The problem = Retype each line of the material exactly, please, skipping any picture in it.

Records to use =
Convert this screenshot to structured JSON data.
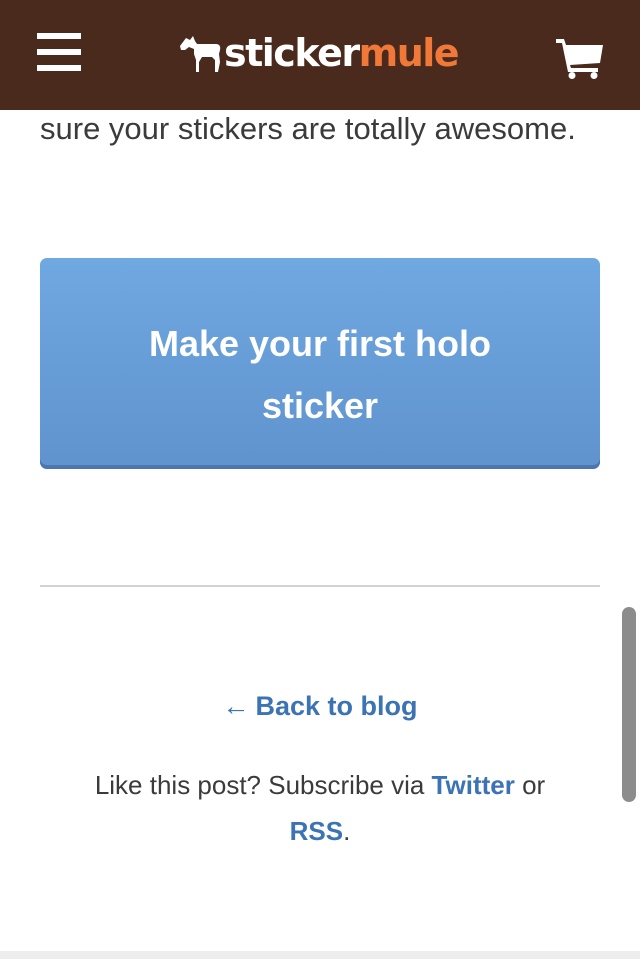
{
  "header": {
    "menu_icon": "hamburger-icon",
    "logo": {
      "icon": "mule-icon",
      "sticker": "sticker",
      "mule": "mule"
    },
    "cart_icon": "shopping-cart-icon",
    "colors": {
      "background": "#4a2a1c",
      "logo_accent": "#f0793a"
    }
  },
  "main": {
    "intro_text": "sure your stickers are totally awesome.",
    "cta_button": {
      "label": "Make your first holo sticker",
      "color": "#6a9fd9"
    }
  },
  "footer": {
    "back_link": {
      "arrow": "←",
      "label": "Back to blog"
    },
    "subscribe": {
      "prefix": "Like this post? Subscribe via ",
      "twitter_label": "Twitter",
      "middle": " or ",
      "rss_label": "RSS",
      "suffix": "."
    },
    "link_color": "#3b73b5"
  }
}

Final result =
Convert this screenshot to structured JSON data.
{
  "header": {
    "menu_icon": "hamburger-icon",
    "logo": {
      "icon": "mule-icon",
      "sticker": "sticker",
      "mule": "mule"
    },
    "cart_icon": "shopping-cart-icon",
    "colors": {
      "background": "#4a2a1c",
      "logo_accent": "#f0793a"
    }
  },
  "main": {
    "intro_text": "sure your stickers are totally awesome.",
    "cta_button": {
      "label": "Make your first holo sticker",
      "color": "#6a9fd9"
    }
  },
  "footer": {
    "back_link": {
      "arrow": "←",
      "label": "Back to blog"
    },
    "subscribe": {
      "prefix": "Like this post? Subscribe via ",
      "twitter_label": "Twitter",
      "middle": " or ",
      "rss_label": "RSS",
      "suffix": "."
    },
    "link_color": "#3b73b5"
  }
}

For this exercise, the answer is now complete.